-- START --

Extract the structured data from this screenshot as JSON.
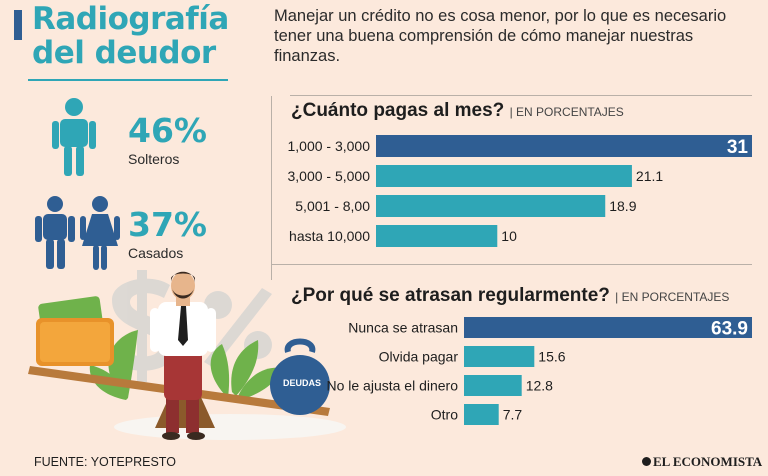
{
  "title": "Radiografía del deudor",
  "intro": "Manejar un crédito no es cosa menor, por lo que es necesario tener una buena comprensión de cómo manejar nuestras finanzas.",
  "stats": [
    {
      "value": "46%",
      "label": "Solteros"
    },
    {
      "value": "37%",
      "label": "Casados"
    }
  ],
  "illustration": {
    "weight_label": "DEUDAS"
  },
  "chart_data": [
    {
      "type": "bar",
      "orientation": "horizontal",
      "title": "¿Cuánto pagas al mes?",
      "subtitle": "| EN PORCENTAJES",
      "categories": [
        "1,000 - 3,000",
        "3,000 - 5,000",
        "5,001 - 8,00",
        "hasta 10,000"
      ],
      "values": [
        31,
        21.1,
        18.9,
        10
      ],
      "value_labels": [
        "31",
        "21.1",
        "18.9",
        "10"
      ],
      "highlight_index": 0,
      "xlim": [
        0,
        31
      ]
    },
    {
      "type": "bar",
      "orientation": "horizontal",
      "title": "¿Por qué se atrasan regularmente?",
      "subtitle": "| EN PORCENTAJES",
      "categories": [
        "Nunca se atrasan",
        "Olvida pagar",
        "No le ajusta el dinero",
        "Otro"
      ],
      "values": [
        63.9,
        15.6,
        12.8,
        7.7
      ],
      "value_labels": [
        "63.9",
        "15.6",
        "12.8",
        "7.7"
      ],
      "highlight_index": 0,
      "xlim": [
        0,
        63.9
      ]
    }
  ],
  "colors": {
    "highlight": "#2f5e93",
    "bar": "#2fa6b6",
    "accent": "#2fa6b6",
    "background": "#fce9dc"
  },
  "source": "FUENTE: YOTEPRESTO",
  "brand": "EL ECONOMISTA"
}
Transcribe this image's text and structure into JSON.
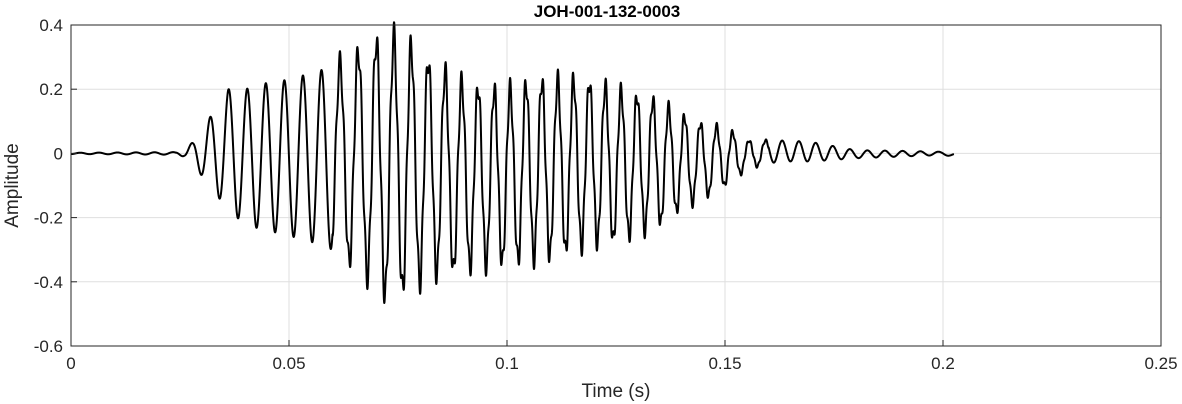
{
  "chart_data": {
    "type": "line",
    "title": "JOH-001-132-0003",
    "xlabel": "Time (s)",
    "ylabel": "Amplitude",
    "xlim": [
      0,
      0.25
    ],
    "ylim": [
      -0.6,
      0.4
    ],
    "grid": true,
    "x_ticks": [
      0,
      0.05,
      0.1,
      0.15,
      0.2,
      0.25
    ],
    "x_tick_labels": [
      "0",
      "0.05",
      "0.1",
      "0.15",
      "0.2",
      "0.25"
    ],
    "y_ticks": [
      -0.6,
      -0.4,
      -0.2,
      0,
      0.2,
      0.4
    ],
    "y_tick_labels": [
      "-0.6",
      "-0.4",
      "-0.2",
      "0",
      "0.2",
      "0.4"
    ],
    "series": [
      {
        "color": "#000000",
        "style": "oscillation",
        "t_start": 0,
        "t_end": 0.2025,
        "envelope_top": [
          [
            0,
            0.002
          ],
          [
            0.024,
            0.004
          ],
          [
            0.026,
            0.015
          ],
          [
            0.028,
            0.035
          ],
          [
            0.03,
            0.07
          ],
          [
            0.034,
            0.16
          ],
          [
            0.036,
            0.2
          ],
          [
            0.04,
            0.2
          ],
          [
            0.045,
            0.22
          ],
          [
            0.05,
            0.23
          ],
          [
            0.055,
            0.25
          ],
          [
            0.06,
            0.27
          ],
          [
            0.064,
            0.3
          ],
          [
            0.068,
            0.34
          ],
          [
            0.072,
            0.365
          ],
          [
            0.076,
            0.36
          ],
          [
            0.08,
            0.31
          ],
          [
            0.084,
            0.27
          ],
          [
            0.09,
            0.22
          ],
          [
            0.095,
            0.2
          ],
          [
            0.1,
            0.2
          ],
          [
            0.105,
            0.22
          ],
          [
            0.11,
            0.23
          ],
          [
            0.115,
            0.23
          ],
          [
            0.12,
            0.22
          ],
          [
            0.125,
            0.2
          ],
          [
            0.13,
            0.18
          ],
          [
            0.135,
            0.16
          ],
          [
            0.14,
            0.12
          ],
          [
            0.145,
            0.09
          ],
          [
            0.15,
            0.08
          ],
          [
            0.155,
            0.04
          ],
          [
            0.16,
            0.04
          ],
          [
            0.165,
            0.04
          ],
          [
            0.17,
            0.035
          ],
          [
            0.18,
            0.01
          ],
          [
            0.19,
            0.008
          ],
          [
            0.2,
            0.005
          ],
          [
            0.2025,
            0.0
          ]
        ],
        "envelope_bottom": [
          [
            0,
            -0.002
          ],
          [
            0.024,
            -0.004
          ],
          [
            0.026,
            -0.01
          ],
          [
            0.028,
            -0.03
          ],
          [
            0.03,
            -0.07
          ],
          [
            0.034,
            -0.14
          ],
          [
            0.038,
            -0.2
          ],
          [
            0.042,
            -0.23
          ],
          [
            0.048,
            -0.25
          ],
          [
            0.054,
            -0.27
          ],
          [
            0.06,
            -0.3
          ],
          [
            0.064,
            -0.34
          ],
          [
            0.068,
            -0.38
          ],
          [
            0.07,
            -0.44
          ],
          [
            0.074,
            -0.44
          ],
          [
            0.078,
            -0.42
          ],
          [
            0.082,
            -0.38
          ],
          [
            0.09,
            -0.36
          ],
          [
            0.095,
            -0.35
          ],
          [
            0.1,
            -0.34
          ],
          [
            0.105,
            -0.33
          ],
          [
            0.11,
            -0.32
          ],
          [
            0.115,
            -0.3
          ],
          [
            0.12,
            -0.28
          ],
          [
            0.125,
            -0.27
          ],
          [
            0.13,
            -0.25
          ],
          [
            0.135,
            -0.22
          ],
          [
            0.14,
            -0.17
          ],
          [
            0.145,
            -0.14
          ],
          [
            0.15,
            -0.1
          ],
          [
            0.155,
            -0.05
          ],
          [
            0.16,
            -0.03
          ],
          [
            0.165,
            -0.025
          ],
          [
            0.17,
            -0.025
          ],
          [
            0.18,
            -0.015
          ],
          [
            0.19,
            -0.01
          ],
          [
            0.2,
            -0.005
          ],
          [
            0.2025,
            -0.01
          ]
        ]
      }
    ]
  }
}
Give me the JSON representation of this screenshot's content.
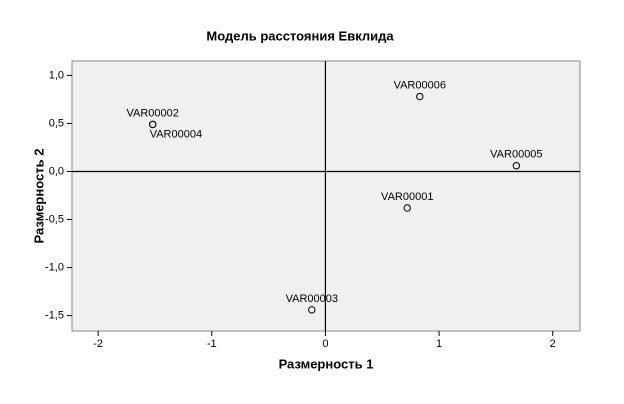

-- END --

Exercise goal: Transcribe every record above exactly, leaving out the pictures.

Solution:
Extract the structured data from this screenshot as JSON.
{
  "title": "Radiografía del deudor",
  "intro": "Manejar un crédito no es cosa menor, por lo que es necesario tener una buena comprensión de cómo manejar nuestras finanzas.",
  "stats": [
    {
      "value": "46%",
      "label": "Solteros"
    },
    {
      "value": "37%",
      "label": "Casados"
    }
  ],
  "illustration": {
    "weight_label": "DEUDAS"
  },
  "chart_data": [
    {
      "type": "bar",
      "orientation": "horizontal",
      "title": "¿Cuánto pagas al mes?",
      "subtitle": "| EN PORCENTAJES",
      "categories": [
        "1,000 - 3,000",
        "3,000 - 5,000",
        "5,001 - 8,00",
        "hasta 10,000"
      ],
      "values": [
        31,
        21.1,
        18.9,
        10
      ],
      "value_labels": [
        "31",
        "21.1",
        "18.9",
        "10"
      ],
      "highlight_index": 0,
      "xlim": [
        0,
        31
      ]
    },
    {
      "type": "bar",
      "orientation": "horizontal",
      "title": "¿Por qué se atrasan regularmente?",
      "subtitle": "| EN PORCENTAJES",
      "categories": [
        "Nunca se atrasan",
        "Olvida pagar",
        "No le ajusta el dinero",
        "Otro"
      ],
      "values": [
        63.9,
        15.6,
        12.8,
        7.7
      ],
      "value_labels": [
        "63.9",
        "15.6",
        "12.8",
        "7.7"
      ],
      "highlight_index": 0,
      "xlim": [
        0,
        63.9
      ]
    }
  ],
  "colors": {
    "highlight": "#2f5e93",
    "bar": "#2fa6b6",
    "accent": "#2fa6b6",
    "background": "#fce9dc"
  },
  "source": "FUENTE: YOTEPRESTO",
  "brand": "EL ECONOMISTA"
}
Transcribe this image's text and structure into JSON.
{
  "chart_data": {
    "type": "line",
    "title": "JOH-001-132-0003",
    "xlabel": "Time (s)",
    "ylabel": "Amplitude",
    "xlim": [
      0,
      0.25
    ],
    "ylim": [
      -0.6,
      0.4
    ],
    "grid": true,
    "x_ticks": [
      0,
      0.05,
      0.1,
      0.15,
      0.2,
      0.25
    ],
    "x_tick_labels": [
      "0",
      "0.05",
      "0.1",
      "0.15",
      "0.2",
      "0.25"
    ],
    "y_ticks": [
      -0.6,
      -0.4,
      -0.2,
      0,
      0.2,
      0.4
    ],
    "y_tick_labels": [
      "-0.6",
      "-0.4",
      "-0.2",
      "0",
      "0.2",
      "0.4"
    ],
    "series": [
      {
        "color": "#000000",
        "style": "oscillation",
        "t_start": 0,
        "t_end": 0.2025,
        "envelope_top": [
          [
            0,
            0.002
          ],
          [
            0.024,
            0.004
          ],
          [
            0.026,
            0.015
          ],
          [
            0.028,
            0.035
          ],
          [
            0.03,
            0.07
          ],
          [
            0.034,
            0.16
          ],
          [
            0.036,
            0.2
          ],
          [
            0.04,
            0.2
          ],
          [
            0.045,
            0.22
          ],
          [
            0.05,
            0.23
          ],
          [
            0.055,
            0.25
          ],
          [
            0.06,
            0.27
          ],
          [
            0.064,
            0.3
          ],
          [
            0.068,
            0.34
          ],
          [
            0.072,
            0.365
          ],
          [
            0.076,
            0.36
          ],
          [
            0.08,
            0.31
          ],
          [
            0.084,
            0.27
          ],
          [
            0.09,
            0.22
          ],
          [
            0.095,
            0.2
          ],
          [
            0.1,
            0.2
          ],
          [
            0.105,
            0.22
          ],
          [
            0.11,
            0.23
          ],
          [
            0.115,
            0.23
          ],
          [
            0.12,
            0.22
          ],
          [
            0.125,
            0.2
          ],
          [
            0.13,
            0.18
          ],
          [
            0.135,
            0.16
          ],
          [
            0.14,
            0.12
          ],
          [
            0.145,
            0.09
          ],
          [
            0.15,
            0.08
          ],
          [
            0.155,
            0.04
          ],
          [
            0.16,
            0.04
          ],
          [
            0.165,
            0.04
          ],
          [
            0.17,
            0.035
          ],
          [
            0.18,
            0.01
          ],
          [
            0.19,
            0.008
          ],
          [
            0.2,
            0.005
          ],
          [
            0.2025,
            0.0
          ]
        ],
        "envelope_bottom": [
          [
            0,
            -0.002
          ],
          [
            0.024,
            -0.004
          ],
          [
            0.026,
            -0.01
          ],
          [
            0.028,
            -0.03
          ],
          [
            0.03,
            -0.07
          ],
          [
            0.034,
            -0.14
          ],
          [
            0.038,
            -0.2
          ],
          [
            0.042,
            -0.23
          ],
          [
            0.048,
            -0.25
          ],
          [
            0.054,
            -0.27
          ],
          [
            0.06,
            -0.3
          ],
          [
            0.064,
            -0.34
          ],
          [
            0.068,
            -0.38
          ],
          [
            0.07,
            -0.44
          ],
          [
            0.074,
            -0.44
          ],
          [
            0.078,
            -0.42
          ],
          [
            0.082,
            -0.38
          ],
          [
            0.09,
            -0.36
          ],
          [
            0.095,
            -0.35
          ],
          [
            0.1,
            -0.34
          ],
          [
            0.105,
            -0.33
          ],
          [
            0.11,
            -0.32
          ],
          [
            0.115,
            -0.3
          ],
          [
            0.12,
            -0.28
          ],
          [
            0.125,
            -0.27
          ],
          [
            0.13,
            -0.25
          ],
          [
            0.135,
            -0.22
          ],
          [
            0.14,
            -0.17
          ],
          [
            0.145,
            -0.14
          ],
          [
            0.15,
            -0.1
          ],
          [
            0.155,
            -0.05
          ],
          [
            0.16,
            -0.03
          ],
          [
            0.165,
            -0.025
          ],
          [
            0.17,
            -0.025
          ],
          [
            0.18,
            -0.015
          ],
          [
            0.19,
            -0.01
          ],
          [
            0.2,
            -0.005
          ],
          [
            0.2025,
            -0.01
          ]
        ]
      }
    ]
  }
}
Give me the JSON representation of this screenshot's content.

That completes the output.